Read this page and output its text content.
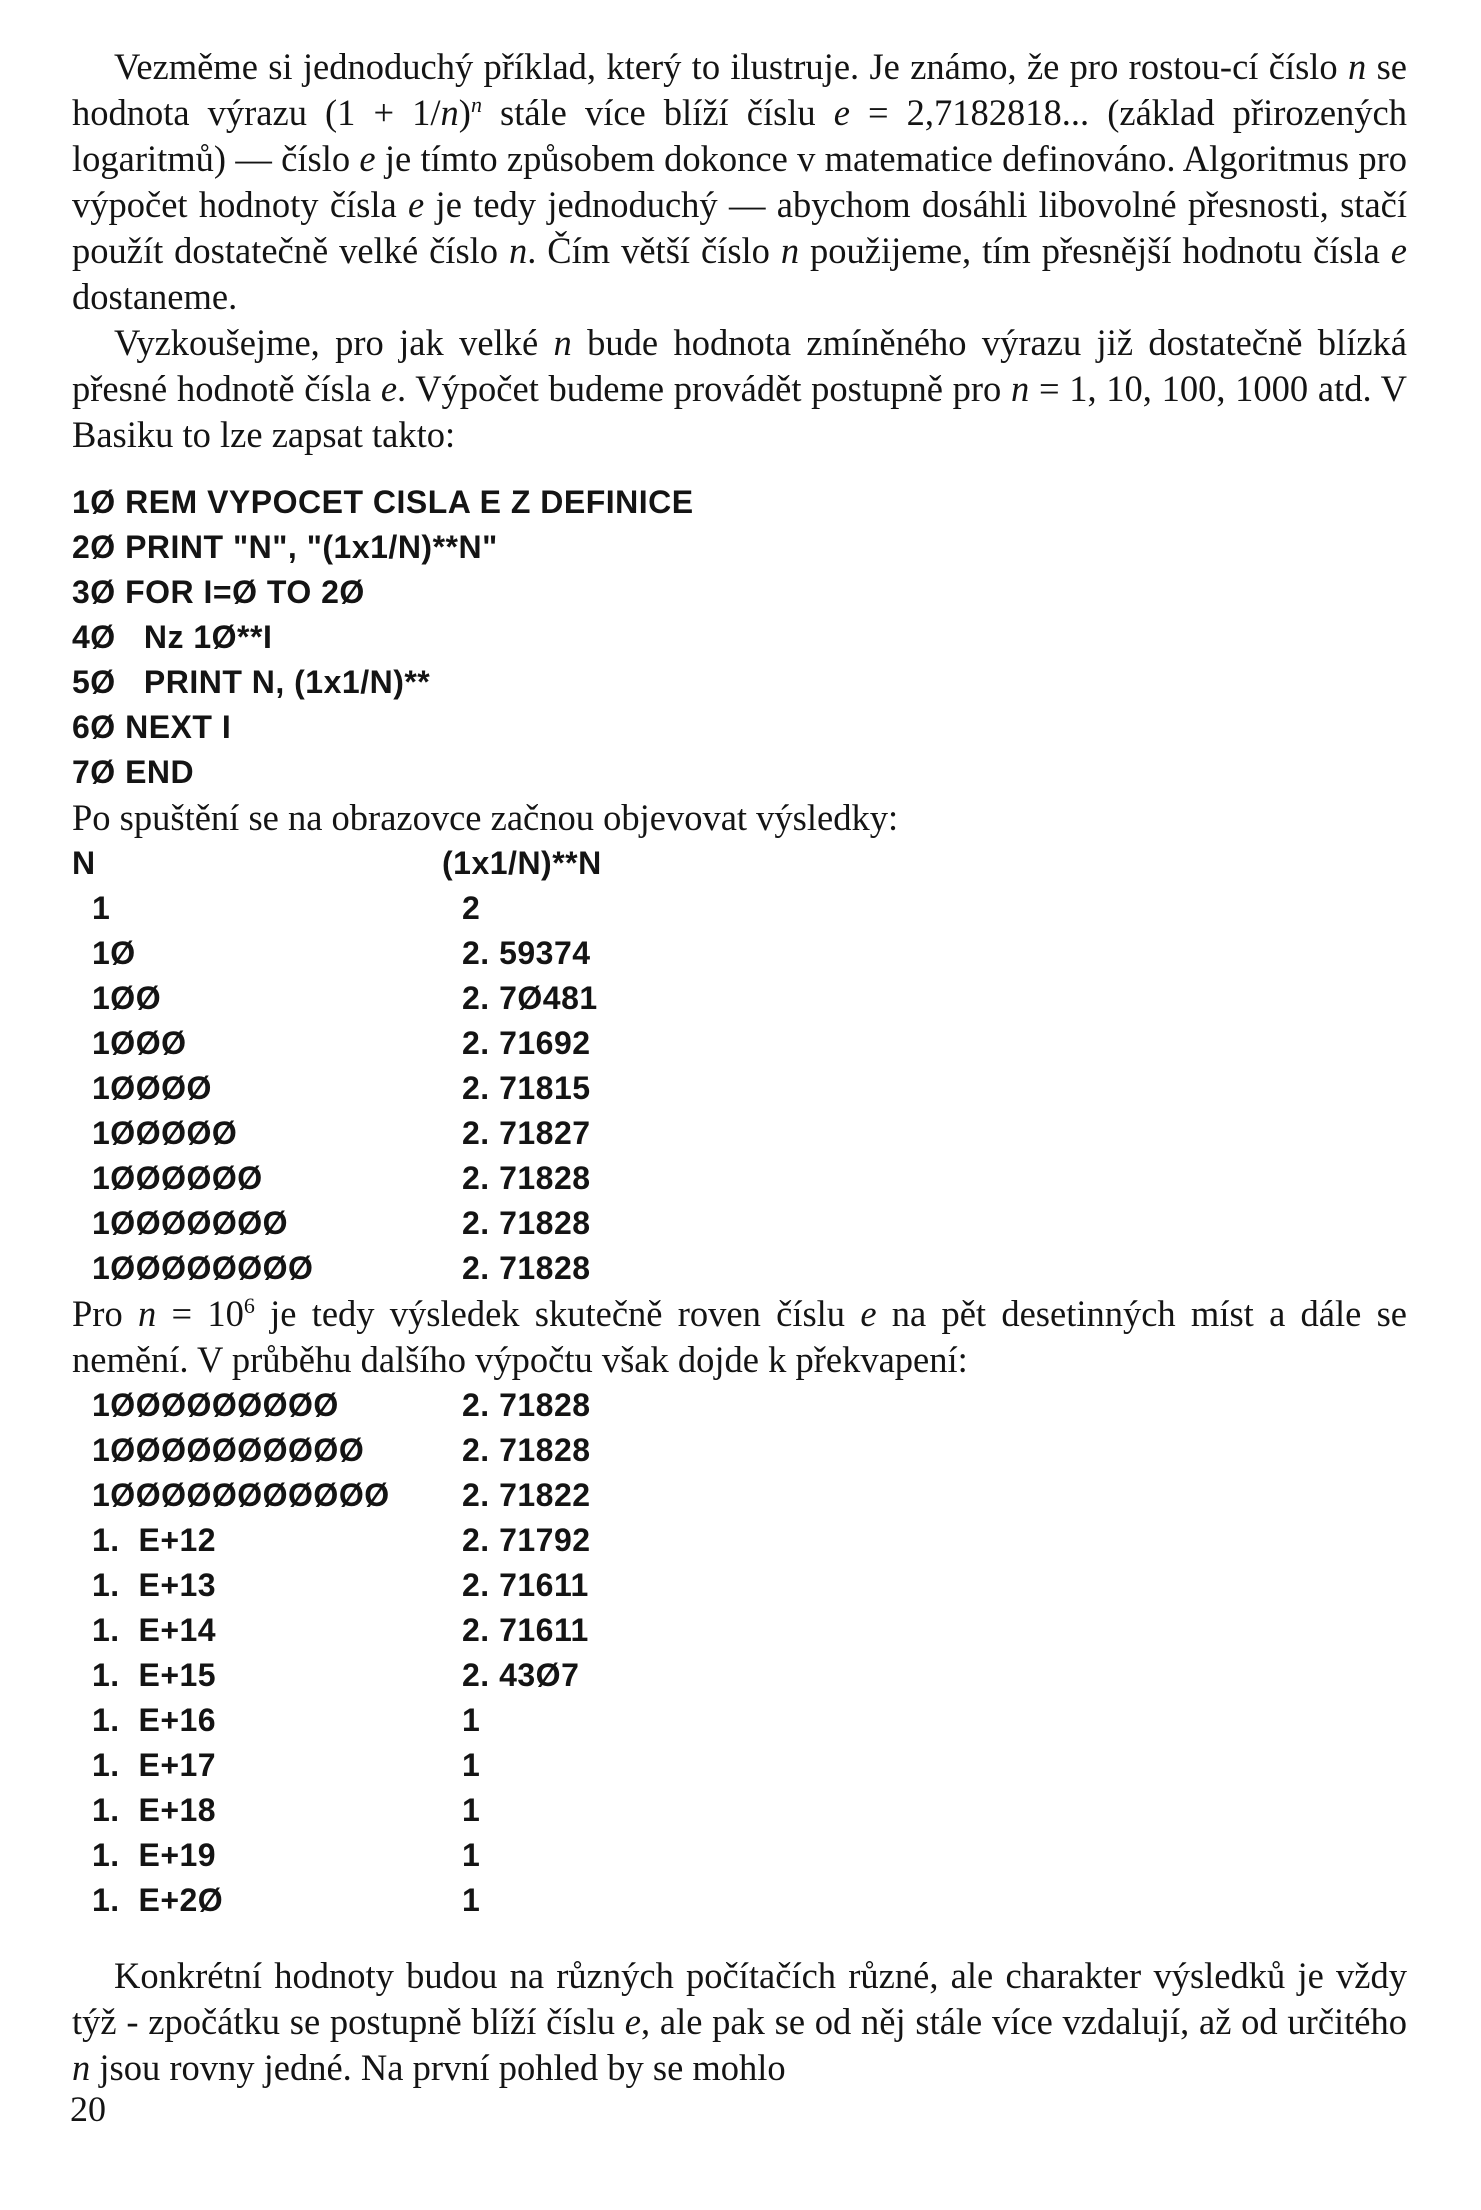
Vezměme si jednoduchý příklad, který to ilustruje. Je známo, že pro rostou-cí číslo n se hodnota výrazu $(1 + 1/n)^n$ stále více blíží číslu e = 2,7182818... (základ přirozených logaritmů) — číslo e je tímto způsobem dokonce v matematice definováno. Algoritmus pro výpočet hodnoty čísla e je tedy jednoduchý — abychom dosáhli libovolné přesnosti, stačí použít dostatečně velké číslo n. Čím větší číslo n použijeme, tím přesnější hodnotu čísla e dostaneme.

Vyzkoušejme, pro jak velké n bude hodnota zmíněného výrazu již dostatečně blízká přesné hodnotě čísla e. Výpočet budeme provádět postupně pro n = 1, 10, 100, 1000 atd. V Basiku to lze zapsat takto:

1Ø REM VYPOCET CISLA E Z DEFINICE
2Ø PRINT "N", "(1x1/N)**N"
3Ø FOR I=Ø TO 2Ø
4Ø   Nz 1Ø**I
5Ø   PRINT N, (1x1/N)**
6Ø NEXT I
7Ø END

Po spuštění se na obrazovce začnou objevovat výsledky:

N	(1x1/N)**N
1	2
1Ø	2. 59374
1ØØ	2. 7Ø481
1ØØØ	2. 71692
1ØØØØ	2. 71815
1ØØØØØ	2. 71827
1ØØØØØØ	2. 71828
1ØØØØØØØ	2. 71828
1ØØØØØØØØ	2. 71828

Pro $n = 10^6$ je tedy výsledek skutečně roven číslu e na pět desetinných míst a dále se nemění. V průběhu dalšího výpočtu však dojde k překvapení:

1ØØØØØØØØØ	2. 71828
1ØØØØØØØØØØ	2. 71828
1ØØØØØØØØØØØ	2. 71822
1.  E+12	2. 71792
1.  E+13	2. 71611
1.  E+14	2. 71611
1.  E+15	2. 43Ø7
1.  E+16	1
1.  E+17	1
1.  E+18	1
1.  E+19	1
1.  E+2Ø	1

Konkrétní hodnoty budou na různých počítačích různé, ale charakter výsledků je vždy týž - zpočátku se postupně blíží číslu e, ale pak se od něj stále více vzdalují, až od určitého n jsou rovny jedné. Na první pohled by se mohlo

20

Exercise prompt
Print each of the records above exactly as written, leaving no picture in the copy.

Expected output
Read this page and output its text content.
Vezměme si jednoduchý příklad, který to ilustruje. Je známo, že pro rostou-cí číslo n se hodnota výrazu $(1 + 1/n)^n$ stále více blíží číslu e = 2,7182818... (základ přirozených logaritmů) — číslo e je tímto způsobem dokonce v matematice definováno. Algoritmus pro výpočet hodnoty čísla e je tedy jednoduchý — abychom dosáhli libovolné přesnosti, stačí použít dostatečně velké číslo n. Čím větší číslo n použijeme, tím přesnější hodnotu čísla e dostaneme.

Vyzkoušejme, pro jak velké n bude hodnota zmíněného výrazu již dostatečně blízká přesné hodnotě čísla e. Výpočet budeme provádět postupně pro n = 1, 10, 100, 1000 atd. V Basiku to lze zapsat takto:

1Ø REM VYPOCET CISLA E Z DEFINICE
2Ø PRINT "N", "(1x1/N)**N"
3Ø FOR I=Ø TO 2Ø
4Ø   Nz 1Ø**I
5Ø   PRINT N, (1x1/N)**
6Ø NEXT I
7Ø END

Po spuštění se na obrazovce začnou objevovat výsledky:

N	(1x1/N)**N
1	2
1Ø	2. 59374
1ØØ	2. 7Ø481
1ØØØ	2. 71692
1ØØØØ	2. 71815
1ØØØØØ	2. 71827
1ØØØØØØ	2. 71828
1ØØØØØØØ	2. 71828
1ØØØØØØØØ	2. 71828

Pro $n = 10^6$ je tedy výsledek skutečně roven číslu e na pět desetinných míst a dále se nemění. V průběhu dalšího výpočtu však dojde k překvapení:

1ØØØØØØØØØ	2. 71828
1ØØØØØØØØØØ	2. 71828
1ØØØØØØØØØØØ	2. 71822
1.  E+12	2. 71792
1.  E+13	2. 71611
1.  E+14	2. 71611
1.  E+15	2. 43Ø7
1.  E+16	1
1.  E+17	1
1.  E+18	1
1.  E+19	1
1.  E+2Ø	1

Konkrétní hodnoty budou na různých počítačích různé, ale charakter výsledků je vždy týž - zpočátku se postupně blíží číslu e, ale pak se od něj stále více vzdalují, až od určitého n jsou rovny jedné. Na první pohled by se mohlo

20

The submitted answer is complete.